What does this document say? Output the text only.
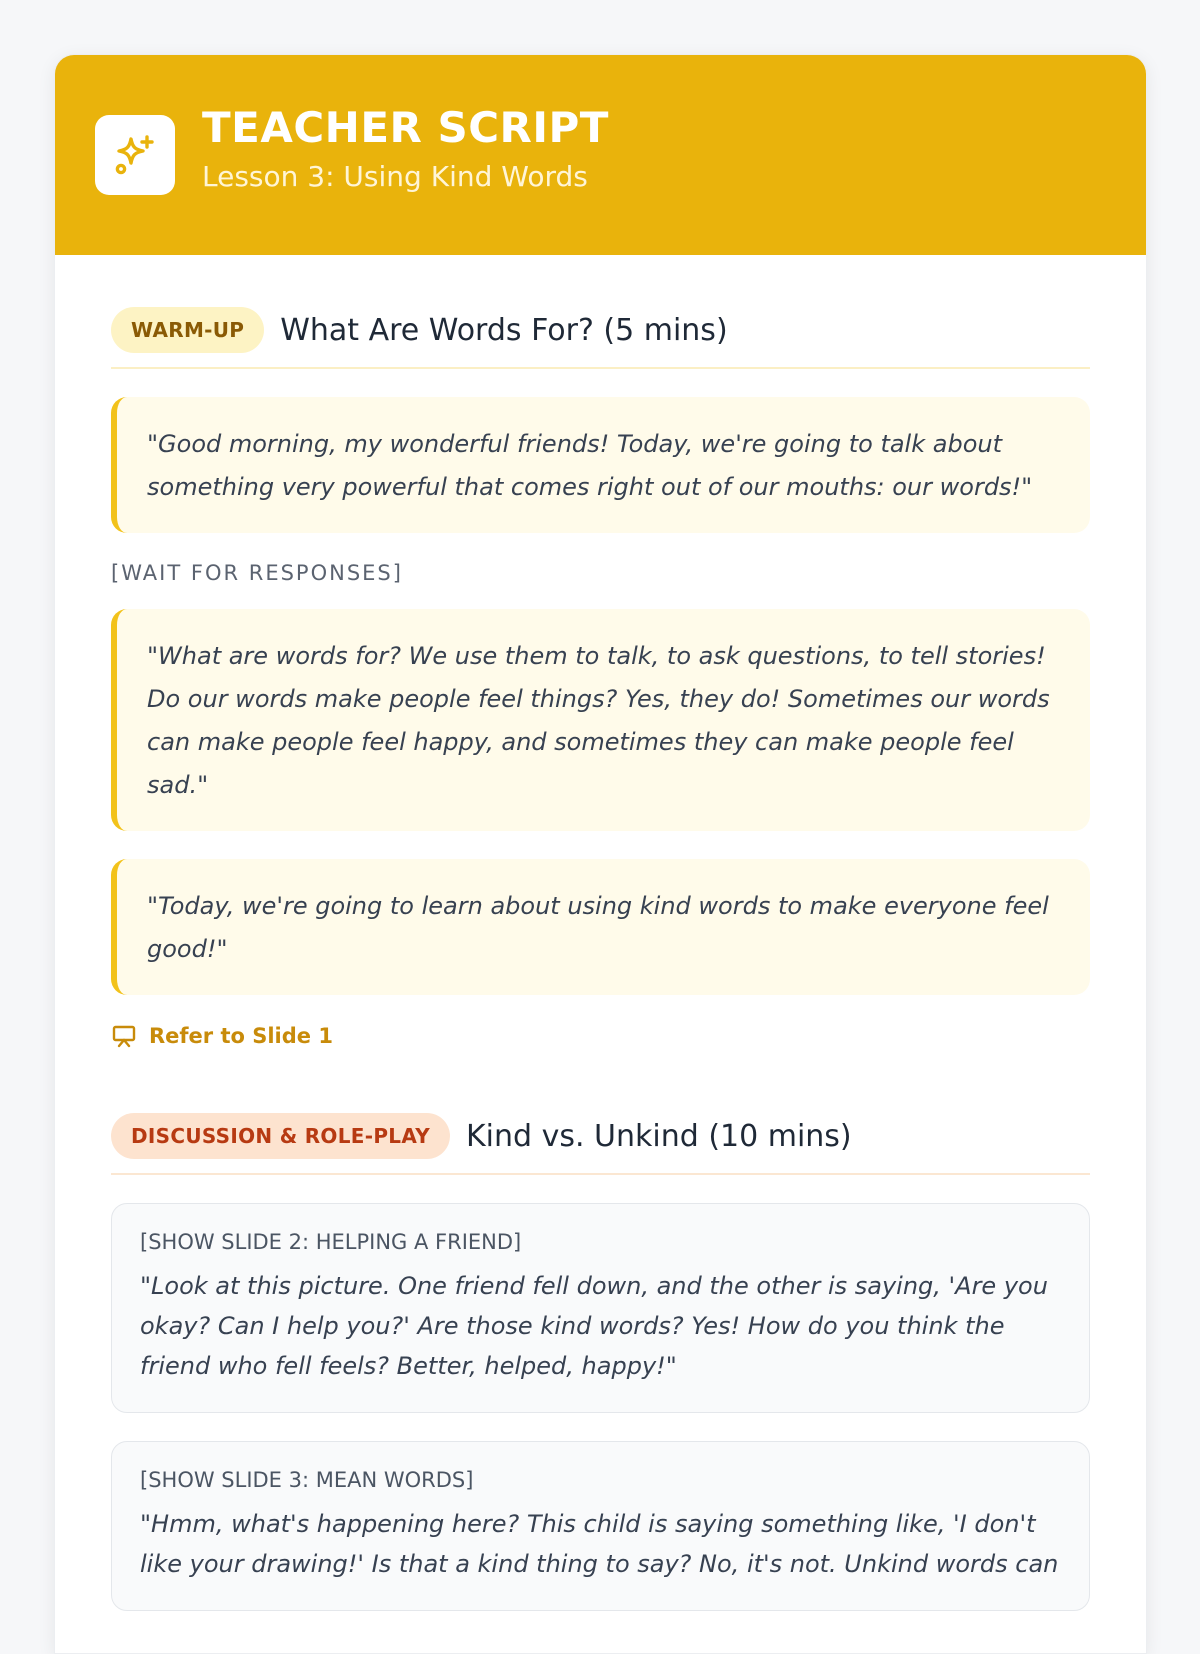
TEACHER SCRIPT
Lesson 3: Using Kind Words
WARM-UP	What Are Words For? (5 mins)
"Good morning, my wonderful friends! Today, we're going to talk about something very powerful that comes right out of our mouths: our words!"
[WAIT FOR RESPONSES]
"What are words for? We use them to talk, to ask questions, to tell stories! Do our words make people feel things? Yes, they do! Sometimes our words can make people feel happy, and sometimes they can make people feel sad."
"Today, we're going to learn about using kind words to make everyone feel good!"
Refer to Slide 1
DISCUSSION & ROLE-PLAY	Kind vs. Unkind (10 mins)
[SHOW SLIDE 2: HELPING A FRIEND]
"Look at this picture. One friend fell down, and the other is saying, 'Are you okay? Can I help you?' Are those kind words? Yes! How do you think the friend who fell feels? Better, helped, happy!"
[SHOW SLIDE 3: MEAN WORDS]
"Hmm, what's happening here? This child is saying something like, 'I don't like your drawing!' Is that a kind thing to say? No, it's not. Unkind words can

________

Problem to solve = From the listing above, copy all lines holding the word "going".

Answer below =
"Good morning, my wonderful friends! Today, we're going to talk about something very powerful that comes right out of our mouths: our words!"
"Today, we're going to learn about using kind words to make everyone feel good!"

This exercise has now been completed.